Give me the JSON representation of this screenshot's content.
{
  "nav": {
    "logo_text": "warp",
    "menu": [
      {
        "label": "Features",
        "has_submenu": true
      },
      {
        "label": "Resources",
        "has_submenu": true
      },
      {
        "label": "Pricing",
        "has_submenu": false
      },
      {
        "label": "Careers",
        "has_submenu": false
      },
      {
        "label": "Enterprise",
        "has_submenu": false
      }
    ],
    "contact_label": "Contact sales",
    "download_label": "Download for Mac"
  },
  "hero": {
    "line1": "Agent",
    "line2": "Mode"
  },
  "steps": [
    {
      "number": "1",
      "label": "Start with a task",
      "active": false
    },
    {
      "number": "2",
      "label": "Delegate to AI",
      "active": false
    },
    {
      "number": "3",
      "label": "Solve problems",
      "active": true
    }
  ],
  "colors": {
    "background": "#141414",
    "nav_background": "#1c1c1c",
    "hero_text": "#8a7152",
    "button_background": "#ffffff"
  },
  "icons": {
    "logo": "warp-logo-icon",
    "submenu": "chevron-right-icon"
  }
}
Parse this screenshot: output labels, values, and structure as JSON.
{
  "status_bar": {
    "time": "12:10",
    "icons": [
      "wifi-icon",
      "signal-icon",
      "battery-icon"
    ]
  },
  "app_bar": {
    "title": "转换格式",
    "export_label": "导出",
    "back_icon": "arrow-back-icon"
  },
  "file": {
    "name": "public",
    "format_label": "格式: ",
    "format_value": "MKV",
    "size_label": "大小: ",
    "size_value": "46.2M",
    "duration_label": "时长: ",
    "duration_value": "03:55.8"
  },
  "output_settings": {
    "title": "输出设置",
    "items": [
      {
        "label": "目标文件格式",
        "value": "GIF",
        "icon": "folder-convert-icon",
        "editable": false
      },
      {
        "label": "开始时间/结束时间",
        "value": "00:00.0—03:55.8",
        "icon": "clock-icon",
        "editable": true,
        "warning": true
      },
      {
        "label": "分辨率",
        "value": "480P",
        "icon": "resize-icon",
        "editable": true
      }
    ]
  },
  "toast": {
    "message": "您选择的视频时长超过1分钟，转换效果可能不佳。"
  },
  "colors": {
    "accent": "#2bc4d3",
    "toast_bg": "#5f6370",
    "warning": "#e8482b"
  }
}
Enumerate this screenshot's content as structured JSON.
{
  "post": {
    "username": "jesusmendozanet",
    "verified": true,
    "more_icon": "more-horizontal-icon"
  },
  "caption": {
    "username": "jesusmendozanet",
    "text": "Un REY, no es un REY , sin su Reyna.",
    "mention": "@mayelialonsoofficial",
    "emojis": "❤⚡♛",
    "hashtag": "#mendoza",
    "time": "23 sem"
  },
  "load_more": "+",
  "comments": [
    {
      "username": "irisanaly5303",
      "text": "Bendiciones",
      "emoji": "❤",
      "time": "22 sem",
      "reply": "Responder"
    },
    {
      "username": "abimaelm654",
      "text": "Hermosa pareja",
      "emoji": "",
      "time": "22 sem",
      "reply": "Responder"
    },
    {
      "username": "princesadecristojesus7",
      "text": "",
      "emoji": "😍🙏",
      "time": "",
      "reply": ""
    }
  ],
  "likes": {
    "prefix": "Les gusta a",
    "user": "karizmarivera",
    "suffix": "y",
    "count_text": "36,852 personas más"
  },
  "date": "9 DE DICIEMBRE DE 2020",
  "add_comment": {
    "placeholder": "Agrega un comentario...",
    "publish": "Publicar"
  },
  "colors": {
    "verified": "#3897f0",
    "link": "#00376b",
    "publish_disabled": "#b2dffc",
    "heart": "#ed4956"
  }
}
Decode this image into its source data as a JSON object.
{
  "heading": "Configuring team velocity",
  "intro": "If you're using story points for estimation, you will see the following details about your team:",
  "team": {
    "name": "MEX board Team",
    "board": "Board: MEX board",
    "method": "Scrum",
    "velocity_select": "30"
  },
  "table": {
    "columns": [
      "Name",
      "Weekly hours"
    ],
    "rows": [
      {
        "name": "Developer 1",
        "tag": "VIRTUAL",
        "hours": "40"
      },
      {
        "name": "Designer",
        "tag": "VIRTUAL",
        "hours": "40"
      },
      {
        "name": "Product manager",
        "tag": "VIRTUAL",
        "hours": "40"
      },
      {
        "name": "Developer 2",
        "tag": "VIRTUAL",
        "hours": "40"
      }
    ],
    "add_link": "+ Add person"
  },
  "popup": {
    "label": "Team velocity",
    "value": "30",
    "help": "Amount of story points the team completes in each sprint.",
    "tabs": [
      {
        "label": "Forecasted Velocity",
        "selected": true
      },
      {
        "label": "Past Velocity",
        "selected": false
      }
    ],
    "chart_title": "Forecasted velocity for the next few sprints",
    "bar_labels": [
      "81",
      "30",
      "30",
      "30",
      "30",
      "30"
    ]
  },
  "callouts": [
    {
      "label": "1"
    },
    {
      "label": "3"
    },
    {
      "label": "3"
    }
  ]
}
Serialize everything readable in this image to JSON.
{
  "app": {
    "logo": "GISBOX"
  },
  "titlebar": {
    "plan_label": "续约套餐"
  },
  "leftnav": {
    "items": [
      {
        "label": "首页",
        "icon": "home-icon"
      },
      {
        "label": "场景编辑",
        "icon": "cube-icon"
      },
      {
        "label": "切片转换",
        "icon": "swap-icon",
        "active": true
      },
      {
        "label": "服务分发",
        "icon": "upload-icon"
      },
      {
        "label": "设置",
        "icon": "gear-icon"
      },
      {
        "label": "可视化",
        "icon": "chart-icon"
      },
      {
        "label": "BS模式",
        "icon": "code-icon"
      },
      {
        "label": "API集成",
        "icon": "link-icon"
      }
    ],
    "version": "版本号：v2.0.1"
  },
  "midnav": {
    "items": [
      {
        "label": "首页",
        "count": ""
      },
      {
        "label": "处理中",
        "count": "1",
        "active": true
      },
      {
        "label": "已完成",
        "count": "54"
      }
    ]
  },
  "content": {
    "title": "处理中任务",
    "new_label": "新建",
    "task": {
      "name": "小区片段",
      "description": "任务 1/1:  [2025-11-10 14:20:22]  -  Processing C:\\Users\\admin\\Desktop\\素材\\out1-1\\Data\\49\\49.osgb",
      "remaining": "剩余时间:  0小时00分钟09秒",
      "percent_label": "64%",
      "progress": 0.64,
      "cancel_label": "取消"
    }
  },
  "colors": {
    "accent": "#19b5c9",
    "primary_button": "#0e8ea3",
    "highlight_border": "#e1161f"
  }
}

**Written task**
Repeat the records above exactly.

**Response for this exercise**
Give me the JSON representation of this screenshot's content.
{
  "nav": {
    "logo_text": "warp",
    "menu": [
      {
        "label": "Features",
        "has_submenu": true
      },
      {
        "label": "Resources",
        "has_submenu": true
      },
      {
        "label": "Pricing",
        "has_submenu": false
      },
      {
        "label": "Careers",
        "has_submenu": false
      },
      {
        "label": "Enterprise",
        "has_submenu": false
      }
    ],
    "contact_label": "Contact sales",
    "download_label": "Download for Mac"
  },
  "hero": {
    "line1": "Agent",
    "line2": "Mode"
  },
  "steps": [
    {
      "number": "1",
      "label": "Start with a task",
      "active": false
    },
    {
      "number": "2",
      "label": "Delegate to AI",
      "active": false
    },
    {
      "number": "3",
      "label": "Solve problems",
      "active": true
    }
  ],
  "colors": {
    "background": "#141414",
    "nav_background": "#1c1c1c",
    "hero_text": "#8a7152",
    "button_background": "#ffffff"
  },
  "icons": {
    "logo": "warp-logo-icon",
    "submenu": "chevron-right-icon"
  }
}
Parse this screenshot: output labels, values, and structure as JSON.
{
  "status_bar": {
    "time": "12:10",
    "icons": [
      "wifi-icon",
      "signal-icon",
      "battery-icon"
    ]
  },
  "app_bar": {
    "title": "转换格式",
    "export_label": "导出",
    "back_icon": "arrow-back-icon"
  },
  "file": {
    "name": "public",
    "format_label": "格式: ",
    "format_value": "MKV",
    "size_label": "大小: ",
    "size_value": "46.2M",
    "duration_label": "时长: ",
    "duration_value": "03:55.8"
  },
  "output_settings": {
    "title": "输出设置",
    "items": [
      {
        "label": "目标文件格式",
        "value": "GIF",
        "icon": "folder-convert-icon",
        "editable": false
      },
      {
        "label": "开始时间/结束时间",
        "value": "00:00.0—03:55.8",
        "icon": "clock-icon",
        "editable": true,
        "warning": true
      },
      {
        "label": "分辨率",
        "value": "480P",
        "icon": "resize-icon",
        "editable": true
      }
    ]
  },
  "toast": {
    "message": "您选择的视频时长超过1分钟，转换效果可能不佳。"
  },
  "colors": {
    "accent": "#2bc4d3",
    "toast_bg": "#5f6370",
    "warning": "#e8482b"
  }
}
Enumerate this screenshot's content as structured JSON.
{
  "post": {
    "username": "jesusmendozanet",
    "verified": true,
    "more_icon": "more-horizontal-icon"
  },
  "caption": {
    "username": "jesusmendozanet",
    "text": "Un REY, no es un REY , sin su Reyna.",
    "mention": "@mayelialonsoofficial",
    "emojis": "❤⚡♛",
    "hashtag": "#mendoza",
    "time": "23 sem"
  },
  "load_more": "+",
  "comments": [
    {
      "username": "irisanaly5303",
      "text": "Bendiciones",
      "emoji": "❤",
      "time": "22 sem",
      "reply": "Responder"
    },
    {
      "username": "abimaelm654",
      "text": "Hermosa pareja",
      "emoji": "",
      "time": "22 sem",
      "reply": "Responder"
    },
    {
      "username": "princesadecristojesus7",
      "text": "",
      "emoji": "😍🙏",
      "time": "",
      "reply": ""
    }
  ],
  "likes": {
    "prefix": "Les gusta a",
    "user": "karizmarivera",
    "suffix": "y",
    "count_text": "36,852 personas más"
  },
  "date": "9 DE DICIEMBRE DE 2020",
  "add_comment": {
    "placeholder": "Agrega un comentario...",
    "publish": "Publicar"
  },
  "colors": {
    "verified": "#3897f0",
    "link": "#00376b",
    "publish_disabled": "#b2dffc",
    "heart": "#ed4956"
  }
}
Decode this image into its source data as a JSON object.
{
  "heading": "Configuring team velocity",
  "intro": "If you're using story points for estimation, you will see the following details about your team:",
  "team": {
    "name": "MEX board Team",
    "board": "Board: MEX board",
    "method": "Scrum",
    "velocity_select": "30"
  },
  "table": {
    "columns": [
      "Name",
      "Weekly hours"
    ],
    "rows": [
      {
        "name": "Developer 1",
        "tag": "VIRTUAL",
        "hours": "40"
      },
      {
        "name": "Designer",
        "tag": "VIRTUAL",
        "hours": "40"
      },
      {
        "name": "Product manager",
        "tag": "VIRTUAL",
        "hours": "40"
      },
      {
        "name": "Developer 2",
        "tag": "VIRTUAL",
        "hours": "40"
      }
    ],
    "add_link": "+ Add person"
  },
  "popup": {
    "label": "Team velocity",
    "value": "30",
    "help": "Amount of story points the team completes in each sprint.",
    "tabs": [
      {
        "label": "Forecasted Velocity",
        "selected": true
      },
      {
        "label": "Past Velocity",
        "selected": false
      }
    ],
    "chart_title": "Forecasted velocity for the next few sprints",
    "bar_labels": [
      "81",
      "30",
      "30",
      "30",
      "30",
      "30"
    ]
  },
  "callouts": [
    {
      "label": "1"
    },
    {
      "label": "3"
    },
    {
      "label": "3"
    }
  ]
}
Serialize everything readable in this image to JSON.
{
  "app": {
    "logo": "GISBOX"
  },
  "titlebar": {
    "plan_label": "续约套餐"
  },
  "leftnav": {
    "items": [
      {
        "label": "首页",
        "icon": "home-icon"
      },
      {
        "label": "场景编辑",
        "icon": "cube-icon"
      },
      {
        "label": "切片转换",
        "icon": "swap-icon",
        "active": true
      },
      {
        "label": "服务分发",
        "icon": "upload-icon"
      },
      {
        "label": "设置",
        "icon": "gear-icon"
      },
      {
        "label": "可视化",
        "icon": "chart-icon"
      },
      {
        "label": "BS模式",
        "icon": "code-icon"
      },
      {
        "label": "API集成",
        "icon": "link-icon"
      }
    ],
    "version": "版本号：v2.0.1"
  },
  "midnav": {
    "items": [
      {
        "label": "首页",
        "count": ""
      },
      {
        "label": "处理中",
        "count": "1",
        "active": true
      },
      {
        "label": "已完成",
        "count": "54"
      }
    ]
  },
  "content": {
    "title": "处理中任务",
    "new_label": "新建",
    "task": {
      "name": "小区片段",
      "description": "任务 1/1:  [2025-11-10 14:20:22]  -  Processing C:\\Users\\admin\\Desktop\\素材\\out1-1\\Data\\49\\49.osgb",
      "remaining": "剩余时间:  0小时00分钟09秒",
      "percent_label": "64%",
      "progress": 0.64,
      "cancel_label": "取消"
    }
  },
  "colors": {
    "accent": "#19b5c9",
    "primary_button": "#0e8ea3",
    "highlight_border": "#e1161f"
  }
}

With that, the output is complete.